Give only the count of lines containing "data".
— START MATERIAL FOR THIS EXERCISE —
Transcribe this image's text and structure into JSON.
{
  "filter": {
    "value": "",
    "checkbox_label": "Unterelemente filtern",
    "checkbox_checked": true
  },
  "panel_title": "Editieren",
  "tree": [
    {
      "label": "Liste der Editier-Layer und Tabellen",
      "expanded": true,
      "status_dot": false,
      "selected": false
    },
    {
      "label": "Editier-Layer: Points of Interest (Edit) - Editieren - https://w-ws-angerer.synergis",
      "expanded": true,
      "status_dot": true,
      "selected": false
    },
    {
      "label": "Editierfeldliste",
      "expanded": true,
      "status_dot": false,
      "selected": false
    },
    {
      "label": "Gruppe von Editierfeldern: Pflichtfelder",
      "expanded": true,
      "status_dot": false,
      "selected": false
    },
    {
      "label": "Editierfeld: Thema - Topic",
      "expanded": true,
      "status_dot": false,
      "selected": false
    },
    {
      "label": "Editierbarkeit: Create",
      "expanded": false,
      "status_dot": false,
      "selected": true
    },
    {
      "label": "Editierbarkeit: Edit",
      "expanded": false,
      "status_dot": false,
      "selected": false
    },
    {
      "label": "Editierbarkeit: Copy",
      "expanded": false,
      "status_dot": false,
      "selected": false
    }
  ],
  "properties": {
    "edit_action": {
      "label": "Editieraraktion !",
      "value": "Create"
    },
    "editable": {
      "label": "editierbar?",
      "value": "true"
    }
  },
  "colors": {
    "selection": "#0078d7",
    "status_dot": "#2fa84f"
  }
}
— END MATERIAL FOR THIS EXERCISE —
— START MATERIAL FOR THIS EXERCISE —
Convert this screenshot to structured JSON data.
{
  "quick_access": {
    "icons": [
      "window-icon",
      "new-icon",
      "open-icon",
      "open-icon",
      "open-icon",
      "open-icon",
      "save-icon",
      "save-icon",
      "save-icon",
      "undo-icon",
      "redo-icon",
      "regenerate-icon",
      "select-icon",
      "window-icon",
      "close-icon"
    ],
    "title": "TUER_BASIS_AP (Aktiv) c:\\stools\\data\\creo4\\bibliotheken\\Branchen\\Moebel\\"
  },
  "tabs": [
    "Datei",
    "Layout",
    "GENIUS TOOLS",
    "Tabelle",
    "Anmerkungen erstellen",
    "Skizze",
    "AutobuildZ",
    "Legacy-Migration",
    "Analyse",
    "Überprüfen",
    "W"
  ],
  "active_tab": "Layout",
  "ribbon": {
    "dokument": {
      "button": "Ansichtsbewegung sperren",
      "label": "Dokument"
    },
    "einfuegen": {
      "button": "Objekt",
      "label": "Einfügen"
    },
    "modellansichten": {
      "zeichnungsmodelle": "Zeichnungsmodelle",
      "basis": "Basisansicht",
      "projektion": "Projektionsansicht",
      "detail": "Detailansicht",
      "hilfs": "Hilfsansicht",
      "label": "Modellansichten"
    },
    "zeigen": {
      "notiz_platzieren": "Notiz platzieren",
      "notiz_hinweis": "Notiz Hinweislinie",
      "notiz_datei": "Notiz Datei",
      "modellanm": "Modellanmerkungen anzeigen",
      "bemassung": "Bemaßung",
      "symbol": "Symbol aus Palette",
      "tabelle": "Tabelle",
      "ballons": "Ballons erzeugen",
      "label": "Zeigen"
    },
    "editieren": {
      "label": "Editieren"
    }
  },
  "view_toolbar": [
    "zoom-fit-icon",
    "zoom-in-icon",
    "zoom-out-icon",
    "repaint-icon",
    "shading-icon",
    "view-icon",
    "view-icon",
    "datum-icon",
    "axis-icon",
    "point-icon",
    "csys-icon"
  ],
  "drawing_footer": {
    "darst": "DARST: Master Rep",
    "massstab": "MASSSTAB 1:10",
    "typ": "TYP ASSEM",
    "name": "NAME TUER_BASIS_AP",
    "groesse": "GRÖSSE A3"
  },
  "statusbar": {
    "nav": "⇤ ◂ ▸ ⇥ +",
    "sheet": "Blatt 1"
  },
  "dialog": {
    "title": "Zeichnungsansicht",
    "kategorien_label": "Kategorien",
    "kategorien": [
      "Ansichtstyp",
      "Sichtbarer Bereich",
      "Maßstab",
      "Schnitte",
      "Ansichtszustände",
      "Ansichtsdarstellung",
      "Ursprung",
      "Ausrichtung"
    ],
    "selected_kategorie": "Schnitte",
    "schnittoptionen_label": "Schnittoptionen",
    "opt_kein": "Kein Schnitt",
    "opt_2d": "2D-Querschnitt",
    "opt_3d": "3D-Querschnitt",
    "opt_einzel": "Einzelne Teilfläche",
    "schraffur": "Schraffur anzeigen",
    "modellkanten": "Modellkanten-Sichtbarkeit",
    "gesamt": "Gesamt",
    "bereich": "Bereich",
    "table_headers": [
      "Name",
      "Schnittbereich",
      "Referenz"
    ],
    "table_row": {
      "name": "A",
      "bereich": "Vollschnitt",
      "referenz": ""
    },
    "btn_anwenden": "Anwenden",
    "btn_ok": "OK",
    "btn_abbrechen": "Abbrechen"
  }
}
— END MATERIAL FOR THIS EXERCISE —
• **COMPLETE ANSWER**:
2